[Collection entries]
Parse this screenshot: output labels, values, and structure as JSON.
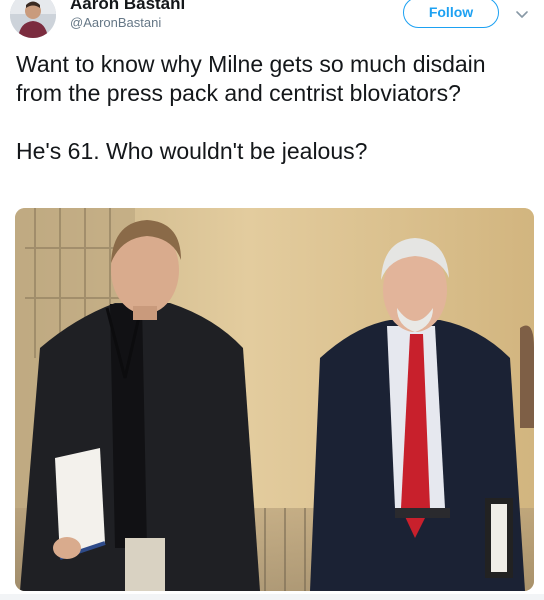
{
  "tweet": {
    "author": {
      "display_name": "Aaron Bastani",
      "handle": "@AaronBastani",
      "avatar_icon": "profile-photo"
    },
    "follow_label": "Follow",
    "menu_icon": "chevron-down-icon",
    "text_lines": [
      "Want to know why Milne gets so much disdain from the press pack and centrist bloviators?",
      "He's 61. Who wouldn't be jealous?"
    ],
    "media": {
      "kind": "photo",
      "description_icon": "photo-two-men-walking"
    }
  },
  "colors": {
    "accent": "#1da1f2",
    "text_primary": "#14171a",
    "text_secondary": "#657786"
  }
}
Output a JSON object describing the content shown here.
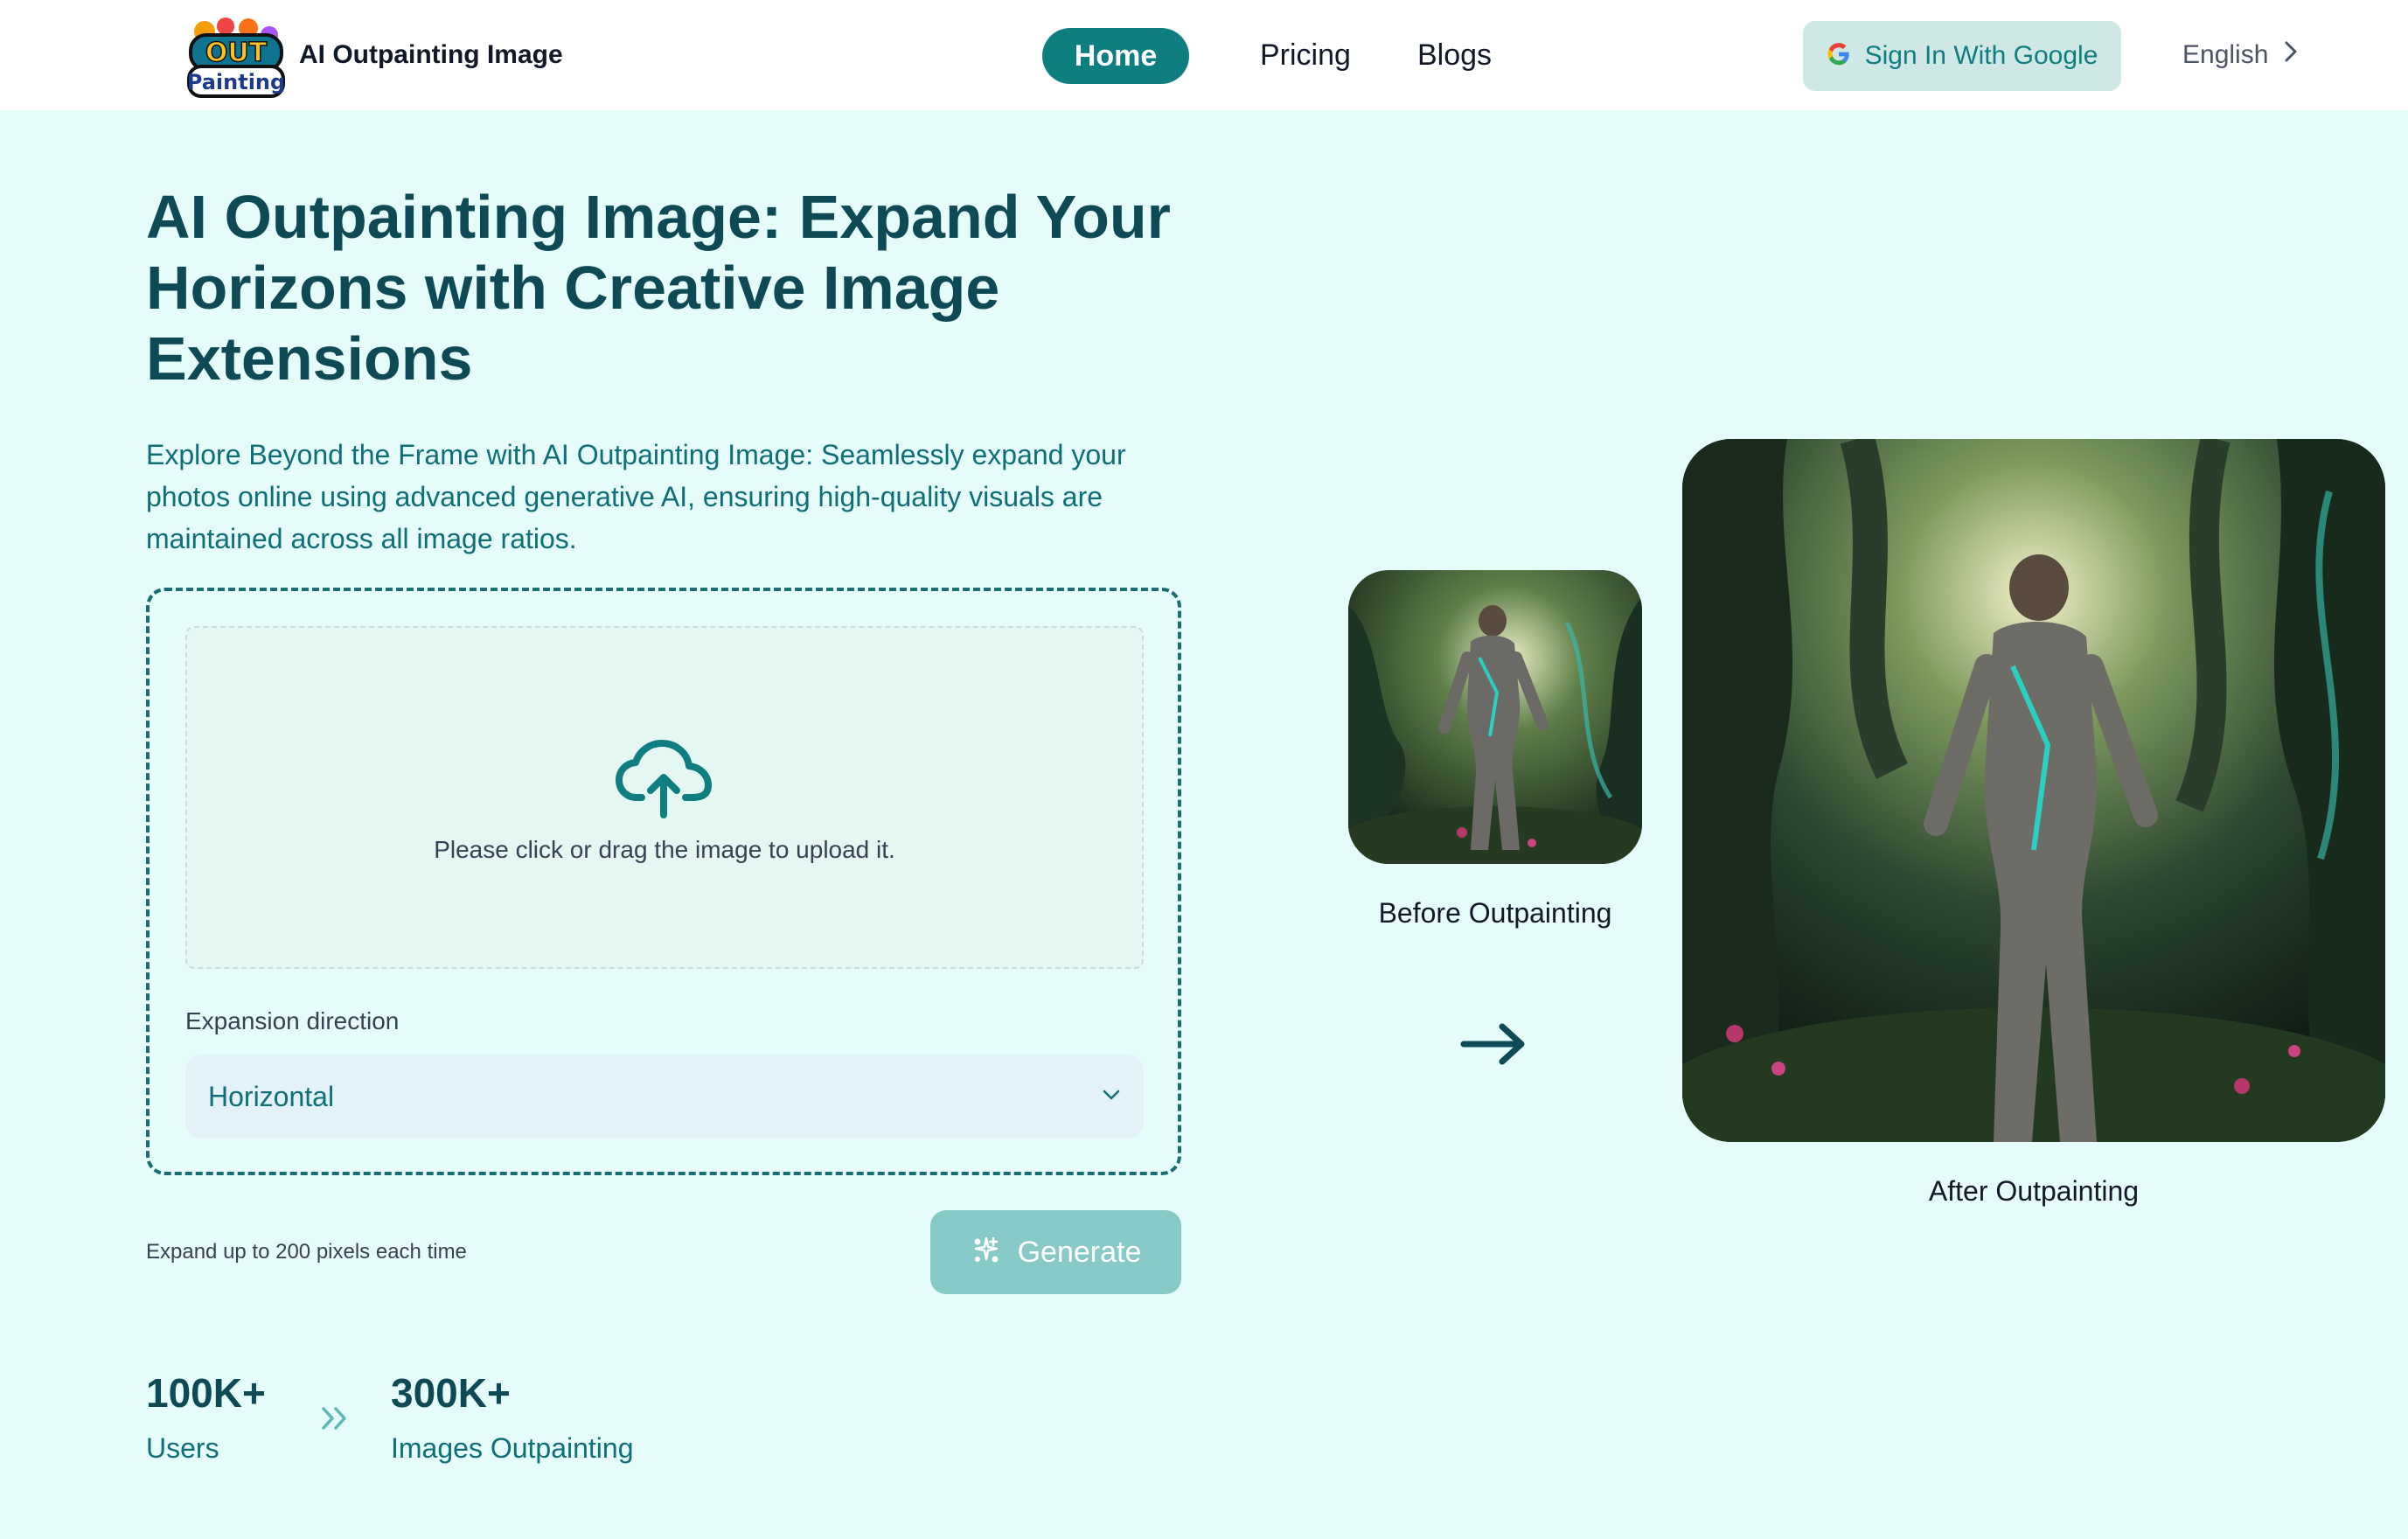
{
  "header": {
    "logo_text": "OUT Painting",
    "brand": "AI Outpainting Image",
    "nav": [
      "Home",
      "Pricing",
      "Blogs"
    ],
    "signin_label": "Sign In With Google",
    "language": "English"
  },
  "hero": {
    "title": "AI Outpainting Image: Expand Your Horizons with Creative Image Extensions",
    "description": "Explore Beyond the Frame with AI Outpainting Image: Seamlessly expand your photos online using advanced generative AI, ensuring high-quality visuals are maintained across all image ratios."
  },
  "upload": {
    "hint": "Please click or drag the image to upload it.",
    "expansion_label": "Expansion direction",
    "expansion_value": "Horizontal",
    "note": "Expand up to 200 pixels each time",
    "generate_label": "Generate"
  },
  "stats": [
    {
      "value": "100K+",
      "label": "Users"
    },
    {
      "value": "300K+",
      "label": "Images Outpainting"
    }
  ],
  "showcase": {
    "before_caption": "Before Outpainting",
    "after_caption": "After Outpainting"
  },
  "colors": {
    "accent": "#0f7e80",
    "page_bg": "#e6fcfa",
    "heading": "#0d4a56",
    "generate_disabled": "#86c9c6"
  }
}
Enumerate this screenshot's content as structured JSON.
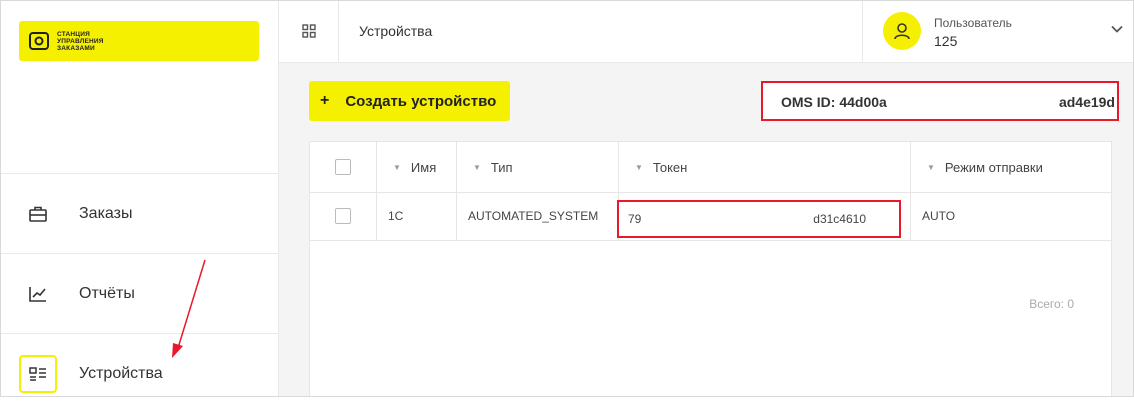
{
  "logo": {
    "lines": [
      "СТАНЦИЯ",
      "УПРАВЛЕНИЯ",
      "ЗАКАЗАМИ"
    ],
    "color": "#f5f000"
  },
  "sidebar": {
    "items": [
      {
        "label": "Заказы",
        "icon": "briefcase-icon",
        "active": false
      },
      {
        "label": "Отчёты",
        "icon": "chart-icon",
        "active": false
      },
      {
        "label": "Устройства",
        "icon": "devices-icon",
        "active": true
      }
    ]
  },
  "header": {
    "title": "Устройства",
    "grid_icon": "grid-icon",
    "user": {
      "role": "Пользователь",
      "id": "125"
    }
  },
  "actions": {
    "create_plus": "+",
    "create_label": "Создать устройство"
  },
  "oms": {
    "left": "OMS ID: 44d00a",
    "right": "ad4e19d"
  },
  "table": {
    "columns": [
      "Имя",
      "Тип",
      "Токен",
      "Режим отправки"
    ],
    "rows": [
      {
        "name": "1C",
        "type": "AUTOMATED_SYSTEM",
        "token_start": "79",
        "token_end": "d31c4610",
        "mode": "AUTO"
      }
    ],
    "total": "Всего: 0"
  },
  "colors": {
    "accent": "#f5f000",
    "highlight": "#e8192c"
  }
}
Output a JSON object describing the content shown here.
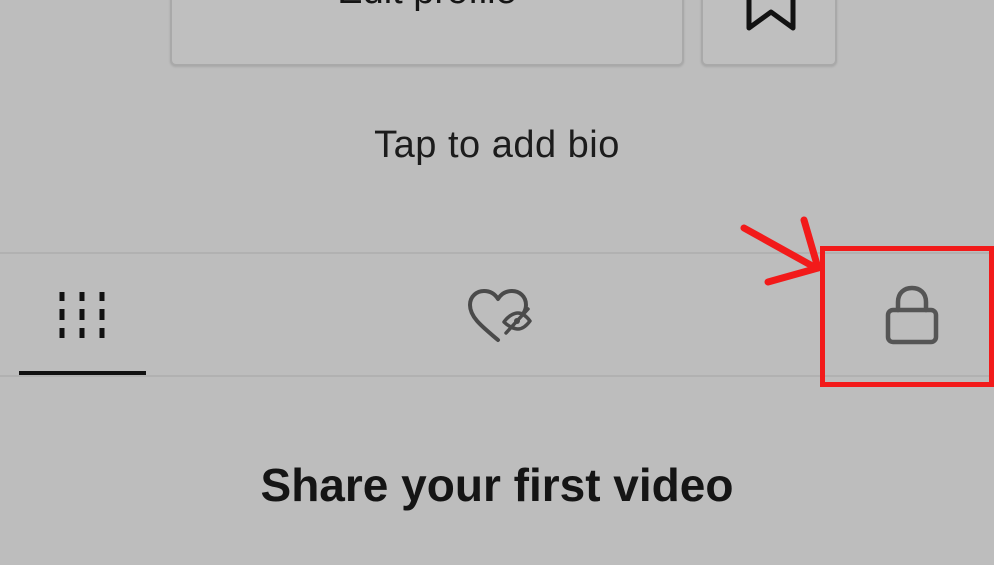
{
  "profile": {
    "edit_button_label": "Edit profile",
    "bio_placeholder": "Tap to add bio"
  },
  "tabs": [
    {
      "id": "videos",
      "icon": "grid-icon",
      "active": true
    },
    {
      "id": "liked",
      "icon": "hidden-heart-icon",
      "active": false
    },
    {
      "id": "private",
      "icon": "lock-icon",
      "active": false
    }
  ],
  "empty_state": {
    "title": "Share your first video"
  },
  "annotation": {
    "highlight_color": "#f21a1a"
  }
}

▶ [WHAT IS REQUIRED]
Show each line holding the word "Устройства".

▶ [IN RESPONSE]
        "label": "Устройства",
    "title": "Устройства",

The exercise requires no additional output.